## What to do
Reproduce the listing exactly, with no pictures in your copy.

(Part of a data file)
>>>>

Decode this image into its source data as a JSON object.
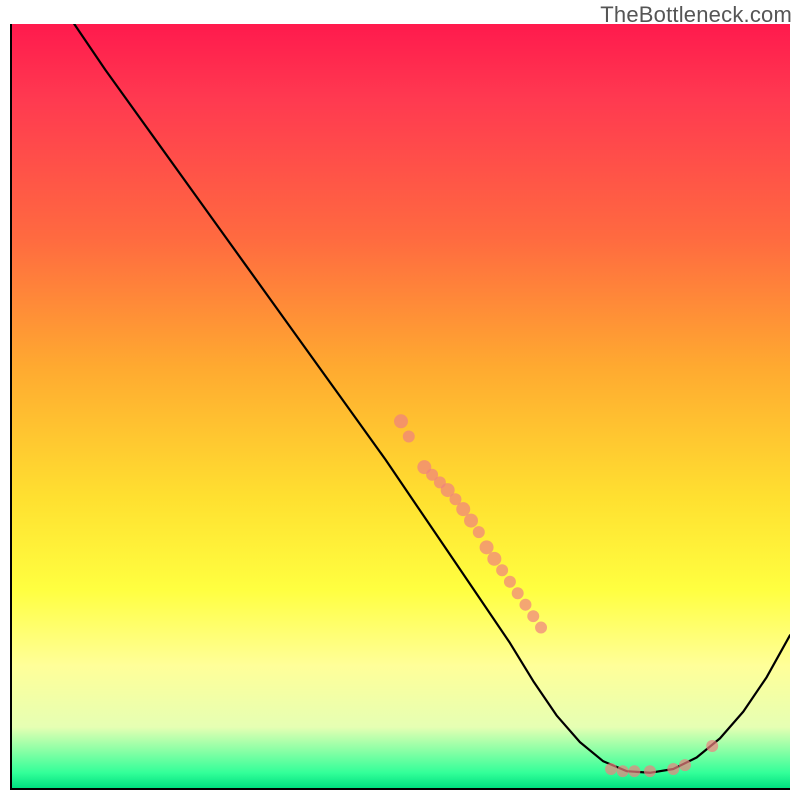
{
  "watermark": "TheBottleneck.com",
  "chart_data": {
    "type": "line",
    "title": "",
    "xlabel": "",
    "ylabel": "",
    "xlim": [
      0,
      100
    ],
    "ylim": [
      0,
      100
    ],
    "grid": false,
    "legend": false,
    "colors": {
      "curve": "#000000",
      "points": "#f08080",
      "points_alpha": 0.7
    },
    "curve_xy": [
      [
        8,
        100
      ],
      [
        12,
        94
      ],
      [
        18,
        85.5
      ],
      [
        24,
        77
      ],
      [
        30,
        68.5
      ],
      [
        36,
        60
      ],
      [
        42,
        51.5
      ],
      [
        48,
        43
      ],
      [
        52,
        37
      ],
      [
        56,
        31
      ],
      [
        60,
        25
      ],
      [
        64,
        19
      ],
      [
        67,
        14
      ],
      [
        70,
        9.5
      ],
      [
        73,
        6
      ],
      [
        76,
        3.5
      ],
      [
        79,
        2.2
      ],
      [
        82,
        2
      ],
      [
        85,
        2.5
      ],
      [
        88,
        4
      ],
      [
        91,
        6.5
      ],
      [
        94,
        10
      ],
      [
        97,
        14.5
      ],
      [
        100,
        20
      ]
    ],
    "scatter_points": [
      {
        "x": 50,
        "y": 48,
        "r": 7
      },
      {
        "x": 51,
        "y": 46,
        "r": 6
      },
      {
        "x": 53,
        "y": 42,
        "r": 7
      },
      {
        "x": 54,
        "y": 41,
        "r": 6
      },
      {
        "x": 55,
        "y": 40,
        "r": 6
      },
      {
        "x": 56,
        "y": 39,
        "r": 7
      },
      {
        "x": 57,
        "y": 37.8,
        "r": 6
      },
      {
        "x": 58,
        "y": 36.5,
        "r": 7
      },
      {
        "x": 59,
        "y": 35,
        "r": 7
      },
      {
        "x": 60,
        "y": 33.5,
        "r": 6
      },
      {
        "x": 61,
        "y": 31.5,
        "r": 7
      },
      {
        "x": 62,
        "y": 30,
        "r": 7
      },
      {
        "x": 63,
        "y": 28.5,
        "r": 6
      },
      {
        "x": 64,
        "y": 27,
        "r": 6
      },
      {
        "x": 65,
        "y": 25.5,
        "r": 6
      },
      {
        "x": 66,
        "y": 24,
        "r": 6
      },
      {
        "x": 67,
        "y": 22.5,
        "r": 6
      },
      {
        "x": 68,
        "y": 21,
        "r": 6
      },
      {
        "x": 77,
        "y": 2.5,
        "r": 6
      },
      {
        "x": 78.5,
        "y": 2.2,
        "r": 6
      },
      {
        "x": 80,
        "y": 2.2,
        "r": 6
      },
      {
        "x": 82,
        "y": 2.2,
        "r": 6
      },
      {
        "x": 85,
        "y": 2.5,
        "r": 6
      },
      {
        "x": 86.5,
        "y": 3,
        "r": 6
      },
      {
        "x": 90,
        "y": 5.5,
        "r": 6
      }
    ]
  }
}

<<<<

## Answer to the problem
Decode this image into its source data as a JSON object.
{
  "watermark": "TheBottleneck.com",
  "chart_data": {
    "type": "line",
    "title": "",
    "xlabel": "",
    "ylabel": "",
    "xlim": [
      0,
      100
    ],
    "ylim": [
      0,
      100
    ],
    "grid": false,
    "legend": false,
    "colors": {
      "curve": "#000000",
      "points": "#f08080",
      "points_alpha": 0.7
    },
    "curve_xy": [
      [
        8,
        100
      ],
      [
        12,
        94
      ],
      [
        18,
        85.5
      ],
      [
        24,
        77
      ],
      [
        30,
        68.5
      ],
      [
        36,
        60
      ],
      [
        42,
        51.5
      ],
      [
        48,
        43
      ],
      [
        52,
        37
      ],
      [
        56,
        31
      ],
      [
        60,
        25
      ],
      [
        64,
        19
      ],
      [
        67,
        14
      ],
      [
        70,
        9.5
      ],
      [
        73,
        6
      ],
      [
        76,
        3.5
      ],
      [
        79,
        2.2
      ],
      [
        82,
        2
      ],
      [
        85,
        2.5
      ],
      [
        88,
        4
      ],
      [
        91,
        6.5
      ],
      [
        94,
        10
      ],
      [
        97,
        14.5
      ],
      [
        100,
        20
      ]
    ],
    "scatter_points": [
      {
        "x": 50,
        "y": 48,
        "r": 7
      },
      {
        "x": 51,
        "y": 46,
        "r": 6
      },
      {
        "x": 53,
        "y": 42,
        "r": 7
      },
      {
        "x": 54,
        "y": 41,
        "r": 6
      },
      {
        "x": 55,
        "y": 40,
        "r": 6
      },
      {
        "x": 56,
        "y": 39,
        "r": 7
      },
      {
        "x": 57,
        "y": 37.8,
        "r": 6
      },
      {
        "x": 58,
        "y": 36.5,
        "r": 7
      },
      {
        "x": 59,
        "y": 35,
        "r": 7
      },
      {
        "x": 60,
        "y": 33.5,
        "r": 6
      },
      {
        "x": 61,
        "y": 31.5,
        "r": 7
      },
      {
        "x": 62,
        "y": 30,
        "r": 7
      },
      {
        "x": 63,
        "y": 28.5,
        "r": 6
      },
      {
        "x": 64,
        "y": 27,
        "r": 6
      },
      {
        "x": 65,
        "y": 25.5,
        "r": 6
      },
      {
        "x": 66,
        "y": 24,
        "r": 6
      },
      {
        "x": 67,
        "y": 22.5,
        "r": 6
      },
      {
        "x": 68,
        "y": 21,
        "r": 6
      },
      {
        "x": 77,
        "y": 2.5,
        "r": 6
      },
      {
        "x": 78.5,
        "y": 2.2,
        "r": 6
      },
      {
        "x": 80,
        "y": 2.2,
        "r": 6
      },
      {
        "x": 82,
        "y": 2.2,
        "r": 6
      },
      {
        "x": 85,
        "y": 2.5,
        "r": 6
      },
      {
        "x": 86.5,
        "y": 3,
        "r": 6
      },
      {
        "x": 90,
        "y": 5.5,
        "r": 6
      }
    ]
  }
}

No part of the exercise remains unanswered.